=== Provided records ===

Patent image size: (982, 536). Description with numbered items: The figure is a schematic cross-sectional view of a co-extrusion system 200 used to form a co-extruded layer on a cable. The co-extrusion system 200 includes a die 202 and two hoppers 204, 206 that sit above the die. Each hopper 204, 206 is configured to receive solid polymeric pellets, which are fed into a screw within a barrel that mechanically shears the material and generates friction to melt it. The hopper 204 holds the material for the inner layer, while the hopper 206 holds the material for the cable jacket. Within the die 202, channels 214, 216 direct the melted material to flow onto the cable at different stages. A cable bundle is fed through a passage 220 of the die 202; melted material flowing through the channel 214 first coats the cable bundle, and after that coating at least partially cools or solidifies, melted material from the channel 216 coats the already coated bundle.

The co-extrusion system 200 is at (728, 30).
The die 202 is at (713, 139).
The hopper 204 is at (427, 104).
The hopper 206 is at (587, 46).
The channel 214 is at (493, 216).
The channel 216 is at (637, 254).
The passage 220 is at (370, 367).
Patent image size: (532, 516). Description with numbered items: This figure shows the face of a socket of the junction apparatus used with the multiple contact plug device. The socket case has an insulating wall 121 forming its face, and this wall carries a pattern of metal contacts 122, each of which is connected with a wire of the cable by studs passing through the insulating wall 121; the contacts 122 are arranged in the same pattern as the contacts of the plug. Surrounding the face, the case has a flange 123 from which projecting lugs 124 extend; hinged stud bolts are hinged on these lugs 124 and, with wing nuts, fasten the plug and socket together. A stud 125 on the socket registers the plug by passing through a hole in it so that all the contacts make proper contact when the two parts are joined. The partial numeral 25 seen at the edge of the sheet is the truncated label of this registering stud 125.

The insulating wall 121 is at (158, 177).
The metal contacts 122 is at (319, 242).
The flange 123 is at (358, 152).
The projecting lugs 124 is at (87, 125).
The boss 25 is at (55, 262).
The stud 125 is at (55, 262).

===

### Directions
Arrange all of the rows above as a Markdown table with the columns Number and Line, one line per table row and blank lines omitted.

### Solution to this task
| Number | Line |
|---|---|
| 1 | Patent image size: (982, 536). Description with numbered items: The figure is a schematic cross-sectional view of a co-extrusion system 200 used to form a co-extruded layer on a cable. The co-extrusion system 200 includes a die 202 and two hoppers 204, 206 that sit above the die. Each hopper 204, 206 is configured to receive solid polymeric pellets, which are fed into a screw within a barrel that mechanically shears the material and generates friction to melt it. The hopper 204 holds the material for the inner layer, while the hopper 206 holds the material for the cable jacket. Within the die 202, channels 214, 216 direct the melted material to flow onto the cable at different stages. A cable bundle is fed through a passage 220 of the die 202; melted material flowing through the channel 214 first coats the cable bundle, and after that coating at least partially cools or solidifies, melted material from the channel 216 coats the already coated bundle. |
| 2 | The co-extrusion system 200 is at (728, 30). |
| 3 | The die 202 is at (713, 139). |
| 4 | The hopper 204 is at (427, 104). |
| 5 | The hopper 206 is at (587, 46). |
| 6 | The channel 214 is at (493, 216). |
| 7 | The channel 216 is at (637, 254). |
| 8 | The passage 220 is at (370, 367). |
| 9 | Patent image size: (532, 516). Description with numbered items: This figure shows the face of a socket of the junction apparatus used with the multiple contact plug device. The socket case has an insulating wall 121 forming its face, and this wall carries a pattern of metal contacts 122, each of which is connected with a wire of the cable by studs passing through the insulating wall 121; the contacts 122 are arranged in the same pattern as the contacts of the plug. Surrounding the face, the case has a flange 123 from which projecting lugs 124 extend; hinged stud bolts are hinged on these lugs 124 and, with wing nuts, fasten the plug and socket together. A stud 125 on the socket registers the plug by passing through a hole in it so that all the contacts make proper contact when the two parts are joined. The partial numeral 25 seen at the edge of the sheet is the truncated label of this registering stud 125. |
| 10 | The insulating wall 121 is at (158, 177). |
| 11 | The metal contacts 122 is at (319, 242). |
| 12 | The flange 123 is at (358, 152). |
| 13 | The projecting lugs 124 is at (87, 125). |
| 14 | The boss 25 is at (55, 262). |
| 15 | The stud 125 is at (55, 262). |